§ **Records provided**:
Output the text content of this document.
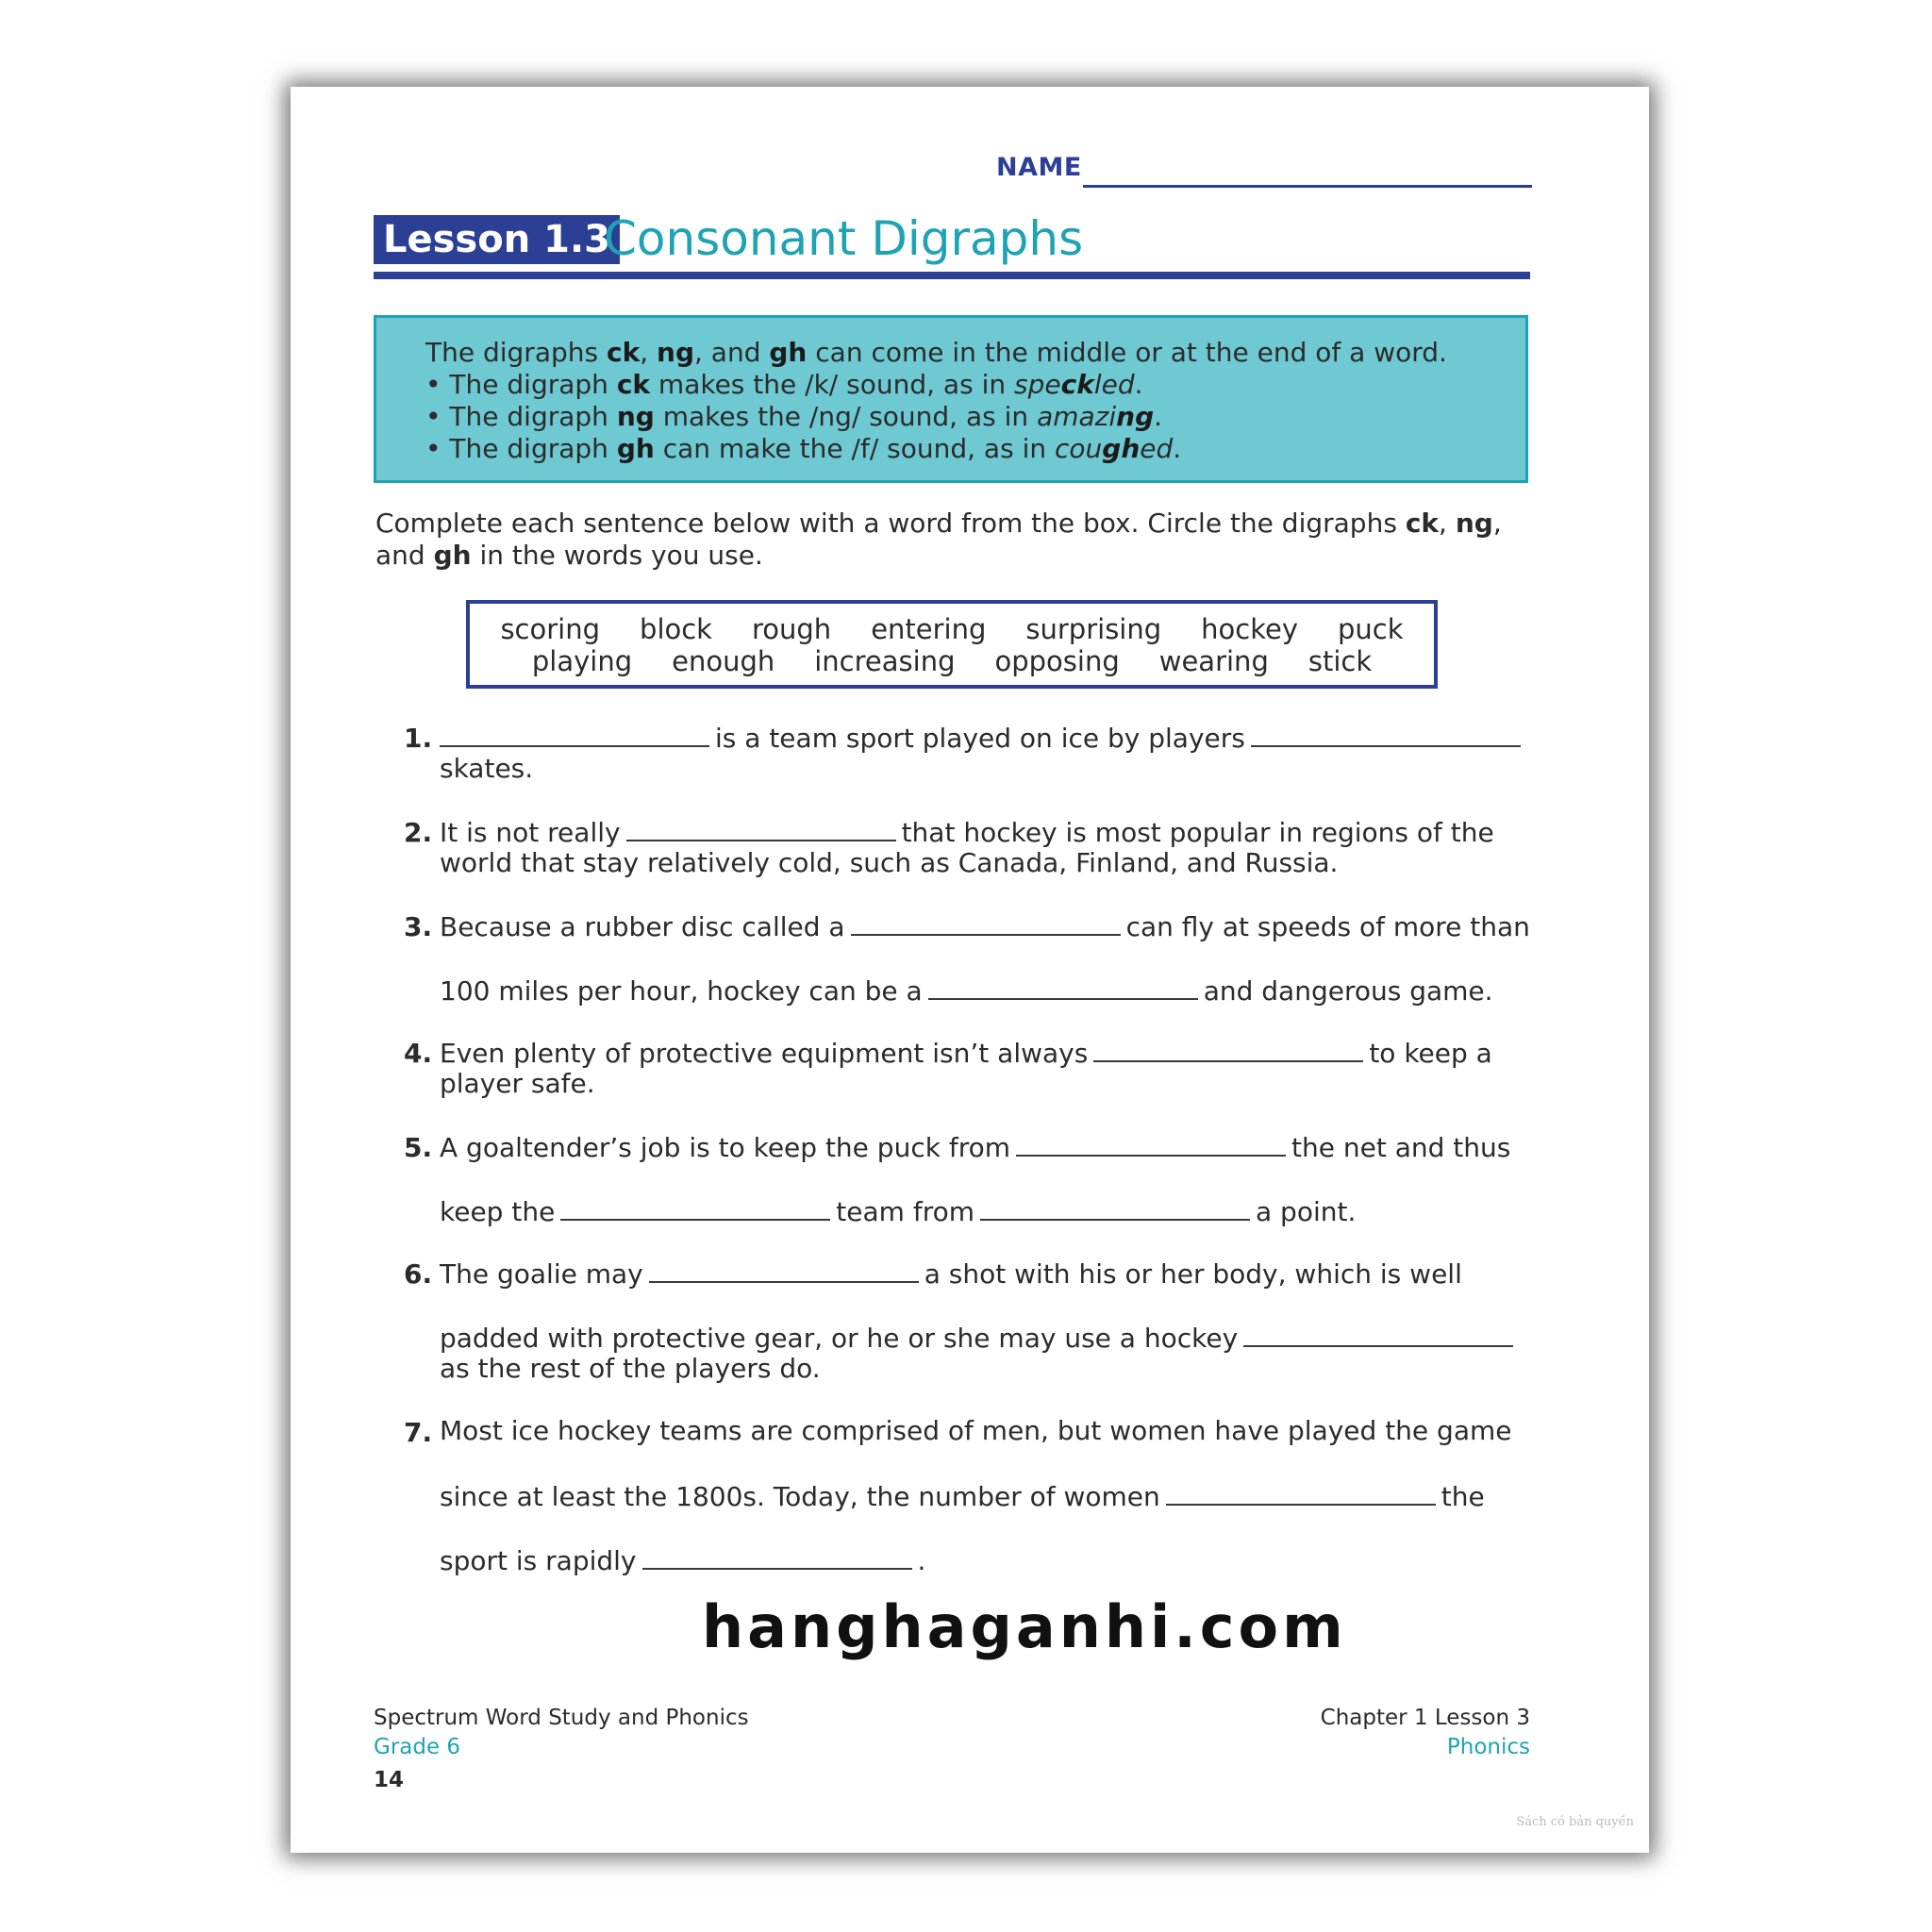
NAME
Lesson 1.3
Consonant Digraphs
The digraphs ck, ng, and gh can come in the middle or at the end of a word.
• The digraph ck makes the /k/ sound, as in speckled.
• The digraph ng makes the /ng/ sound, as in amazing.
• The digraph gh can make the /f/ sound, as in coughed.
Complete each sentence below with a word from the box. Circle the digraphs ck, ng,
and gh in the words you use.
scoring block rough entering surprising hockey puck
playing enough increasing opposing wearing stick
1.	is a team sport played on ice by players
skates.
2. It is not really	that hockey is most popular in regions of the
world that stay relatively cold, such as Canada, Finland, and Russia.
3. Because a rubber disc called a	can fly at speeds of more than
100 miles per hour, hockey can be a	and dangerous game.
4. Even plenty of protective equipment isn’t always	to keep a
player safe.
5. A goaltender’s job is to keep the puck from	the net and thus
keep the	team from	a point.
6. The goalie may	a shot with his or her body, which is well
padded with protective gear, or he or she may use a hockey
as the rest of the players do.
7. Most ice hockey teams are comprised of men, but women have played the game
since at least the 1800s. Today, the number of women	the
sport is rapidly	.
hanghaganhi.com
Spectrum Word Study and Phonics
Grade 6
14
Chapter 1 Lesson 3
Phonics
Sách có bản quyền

...

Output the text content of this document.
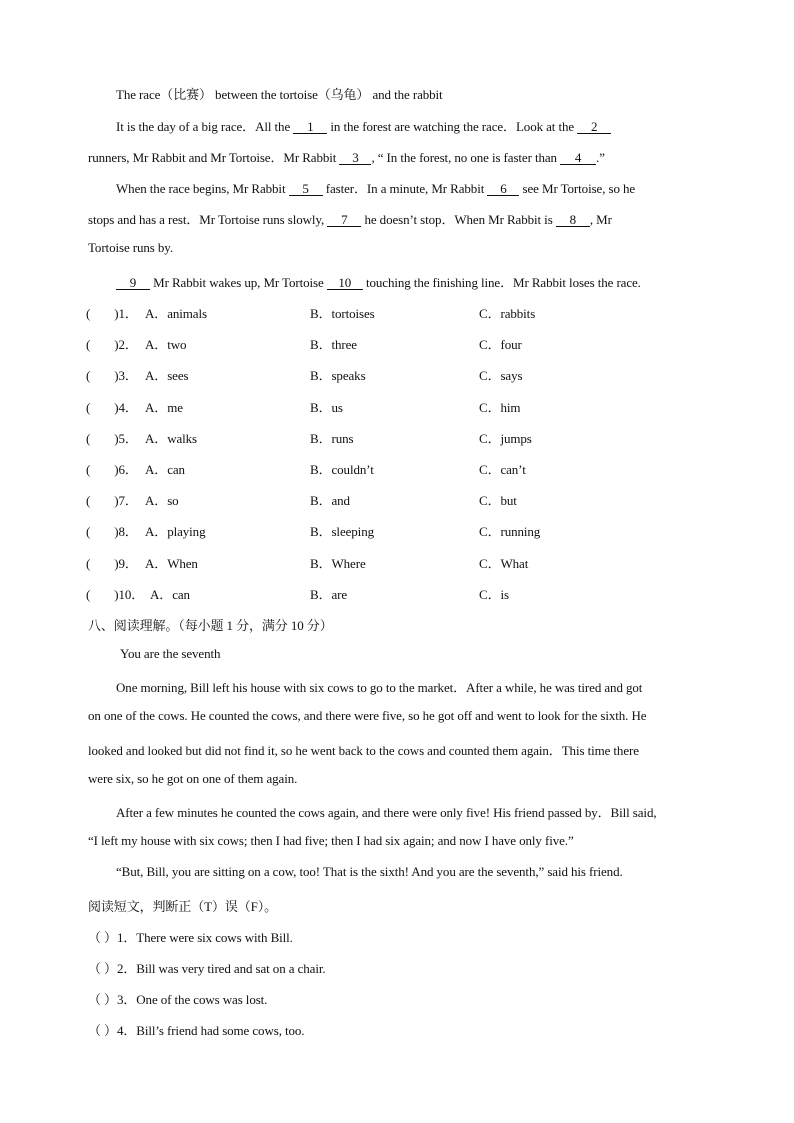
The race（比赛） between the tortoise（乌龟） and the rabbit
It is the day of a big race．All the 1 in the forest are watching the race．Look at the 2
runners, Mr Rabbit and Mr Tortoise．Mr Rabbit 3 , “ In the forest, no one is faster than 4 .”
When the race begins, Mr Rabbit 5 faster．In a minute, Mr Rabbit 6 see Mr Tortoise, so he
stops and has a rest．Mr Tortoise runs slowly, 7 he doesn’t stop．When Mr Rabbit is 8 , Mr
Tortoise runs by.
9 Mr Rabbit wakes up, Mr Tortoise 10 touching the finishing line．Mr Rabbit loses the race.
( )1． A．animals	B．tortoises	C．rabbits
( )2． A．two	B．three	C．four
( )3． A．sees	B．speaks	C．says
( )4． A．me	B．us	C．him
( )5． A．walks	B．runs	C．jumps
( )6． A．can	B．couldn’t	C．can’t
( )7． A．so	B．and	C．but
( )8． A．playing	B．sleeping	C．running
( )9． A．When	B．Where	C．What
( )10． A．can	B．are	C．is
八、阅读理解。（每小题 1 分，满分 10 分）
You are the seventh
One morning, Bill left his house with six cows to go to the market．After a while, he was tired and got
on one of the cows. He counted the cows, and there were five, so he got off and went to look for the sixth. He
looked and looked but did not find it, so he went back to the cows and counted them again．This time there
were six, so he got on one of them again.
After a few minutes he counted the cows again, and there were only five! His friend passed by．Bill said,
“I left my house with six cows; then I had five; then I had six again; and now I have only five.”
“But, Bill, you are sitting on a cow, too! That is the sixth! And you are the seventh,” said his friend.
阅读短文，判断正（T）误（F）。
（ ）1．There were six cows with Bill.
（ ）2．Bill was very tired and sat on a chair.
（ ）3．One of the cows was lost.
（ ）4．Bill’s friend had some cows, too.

* * *

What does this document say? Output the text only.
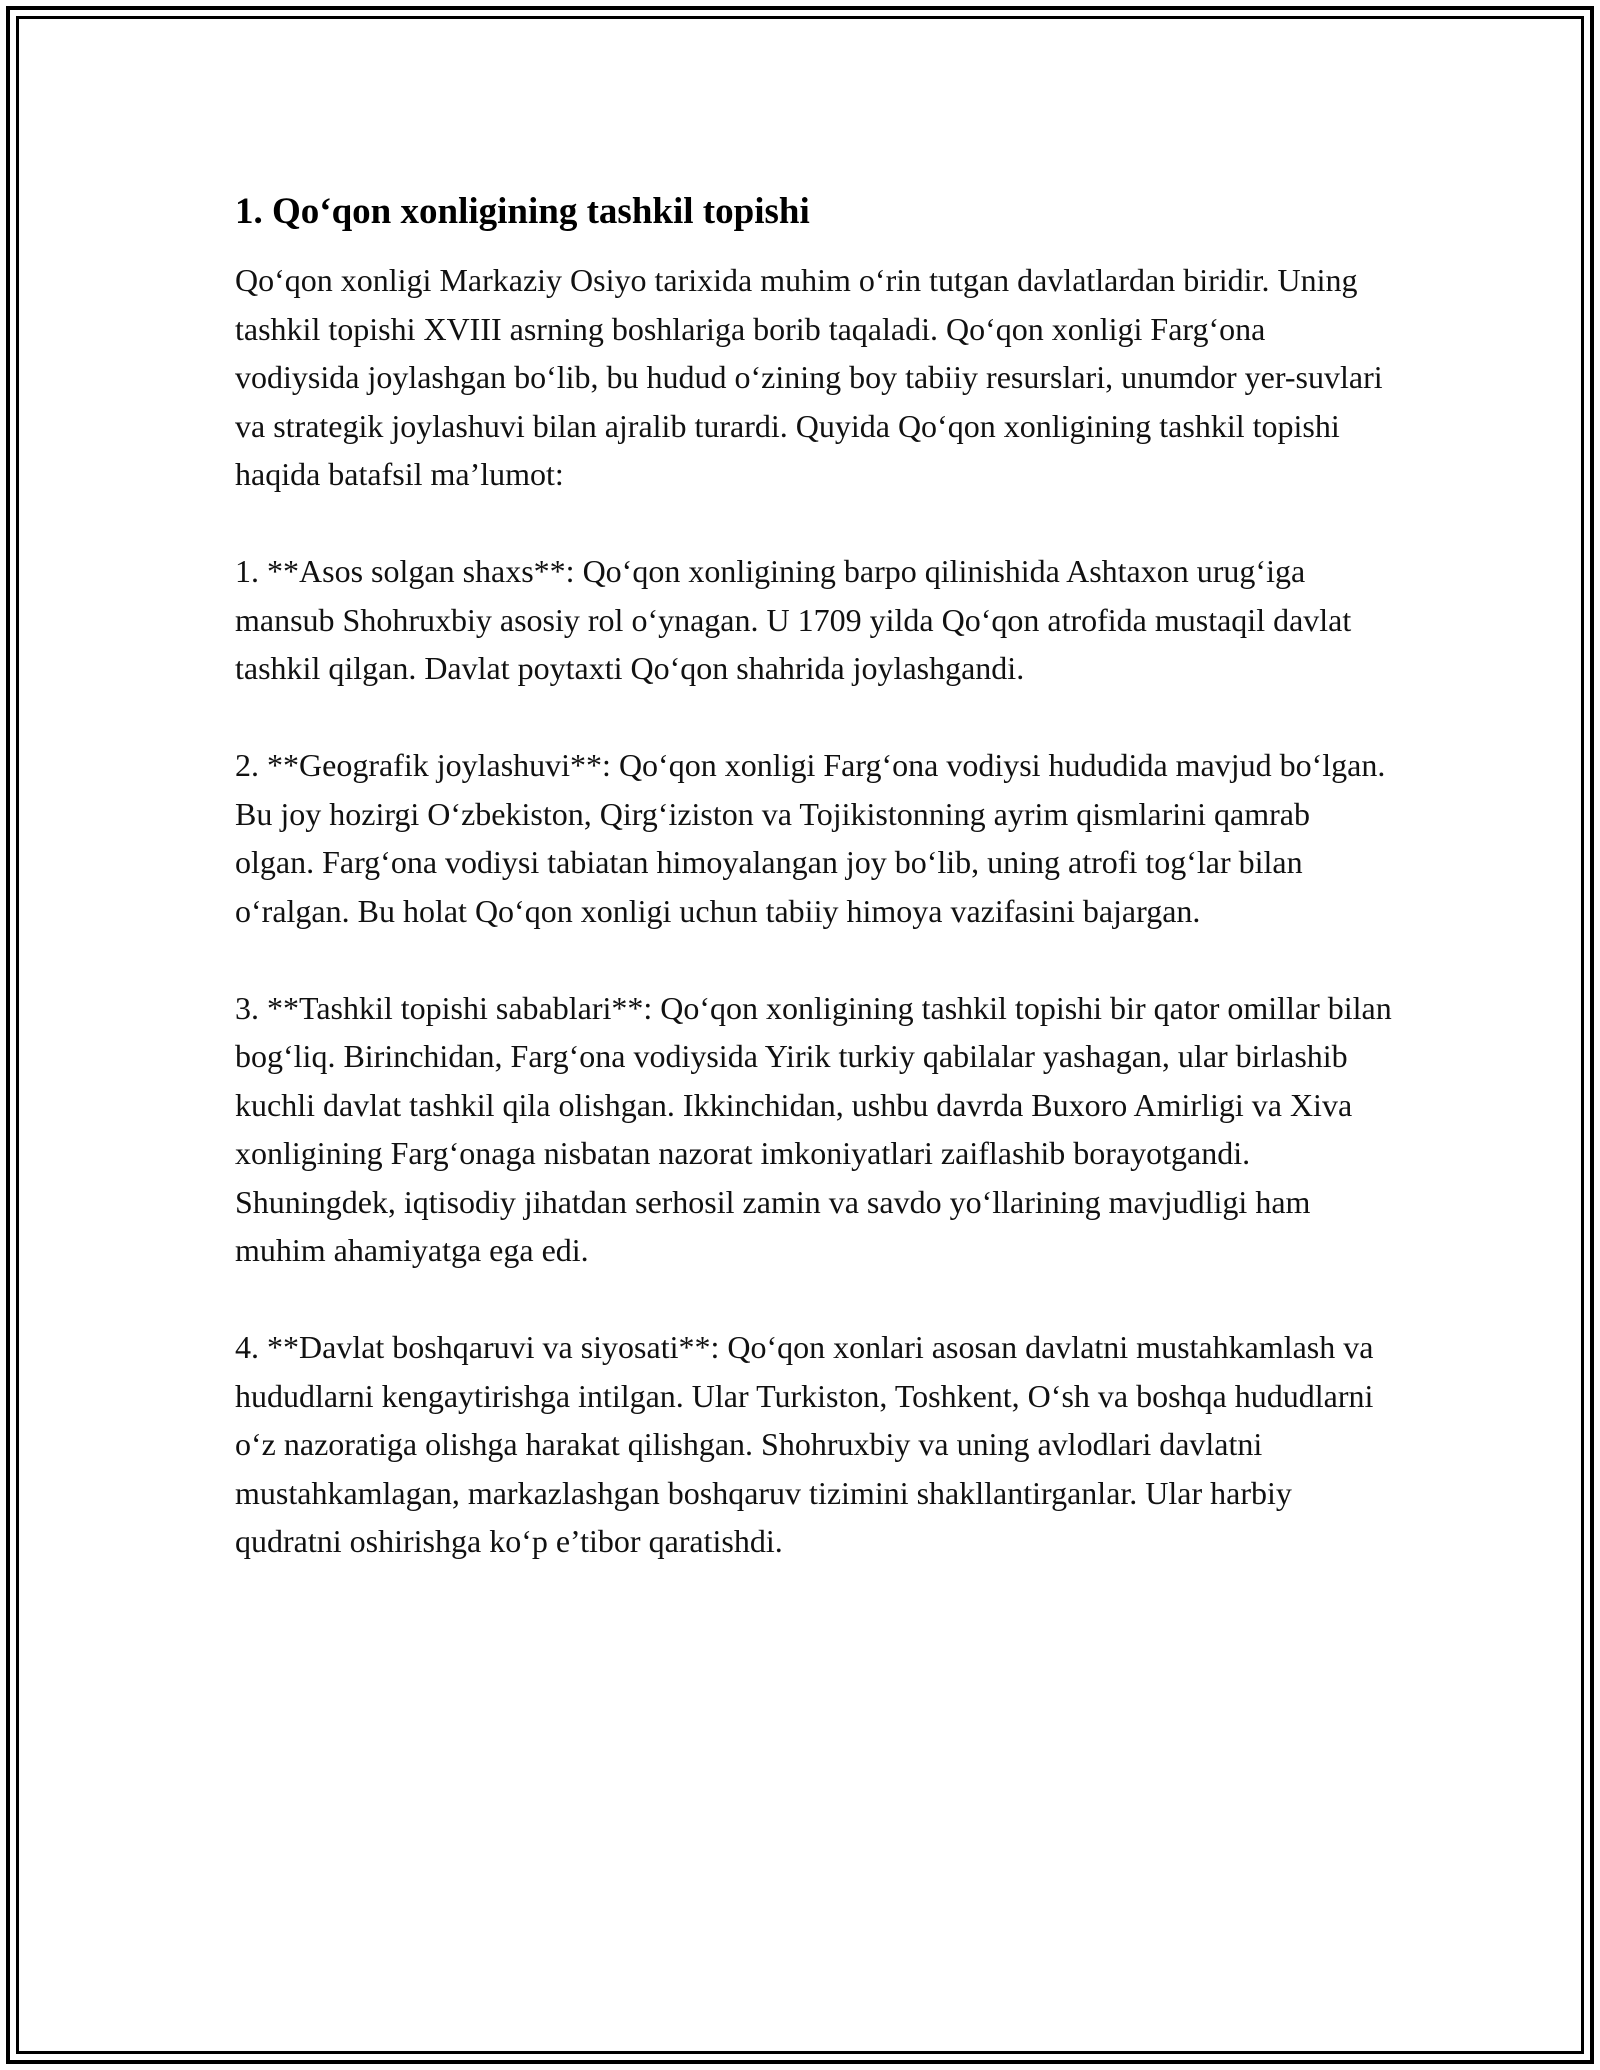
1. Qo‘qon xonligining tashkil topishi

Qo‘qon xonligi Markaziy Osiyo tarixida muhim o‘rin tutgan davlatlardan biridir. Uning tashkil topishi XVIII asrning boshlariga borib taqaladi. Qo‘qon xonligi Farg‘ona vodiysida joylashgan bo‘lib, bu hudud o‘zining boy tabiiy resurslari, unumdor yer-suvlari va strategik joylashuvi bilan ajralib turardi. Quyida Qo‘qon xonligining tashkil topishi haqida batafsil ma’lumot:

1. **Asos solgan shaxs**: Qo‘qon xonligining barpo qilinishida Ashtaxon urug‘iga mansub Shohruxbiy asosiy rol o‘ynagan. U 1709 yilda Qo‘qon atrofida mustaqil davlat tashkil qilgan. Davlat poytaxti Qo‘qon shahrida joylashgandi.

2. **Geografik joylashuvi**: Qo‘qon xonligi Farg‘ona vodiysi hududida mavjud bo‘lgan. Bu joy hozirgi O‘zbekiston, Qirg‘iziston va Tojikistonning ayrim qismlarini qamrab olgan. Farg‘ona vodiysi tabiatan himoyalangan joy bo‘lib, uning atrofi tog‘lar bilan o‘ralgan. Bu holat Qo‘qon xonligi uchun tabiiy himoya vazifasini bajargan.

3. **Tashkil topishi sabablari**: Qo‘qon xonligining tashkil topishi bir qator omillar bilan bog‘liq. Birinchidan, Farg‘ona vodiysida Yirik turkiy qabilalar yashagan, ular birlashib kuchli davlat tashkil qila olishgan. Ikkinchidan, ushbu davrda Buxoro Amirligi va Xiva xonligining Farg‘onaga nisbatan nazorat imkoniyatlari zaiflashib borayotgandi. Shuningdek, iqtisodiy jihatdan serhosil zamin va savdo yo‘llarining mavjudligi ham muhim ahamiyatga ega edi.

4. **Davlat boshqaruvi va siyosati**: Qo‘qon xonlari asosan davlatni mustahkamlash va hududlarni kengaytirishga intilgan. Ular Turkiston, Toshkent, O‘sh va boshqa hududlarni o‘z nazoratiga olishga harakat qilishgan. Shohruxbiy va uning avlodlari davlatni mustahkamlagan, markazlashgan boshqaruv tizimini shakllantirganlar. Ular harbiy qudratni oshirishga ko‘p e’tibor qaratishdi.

§ **Task prompt**: Every line that holds the word "muhim" counts once; state the total number of such lines and nothing else.

§ **Answer to the exercise**: 2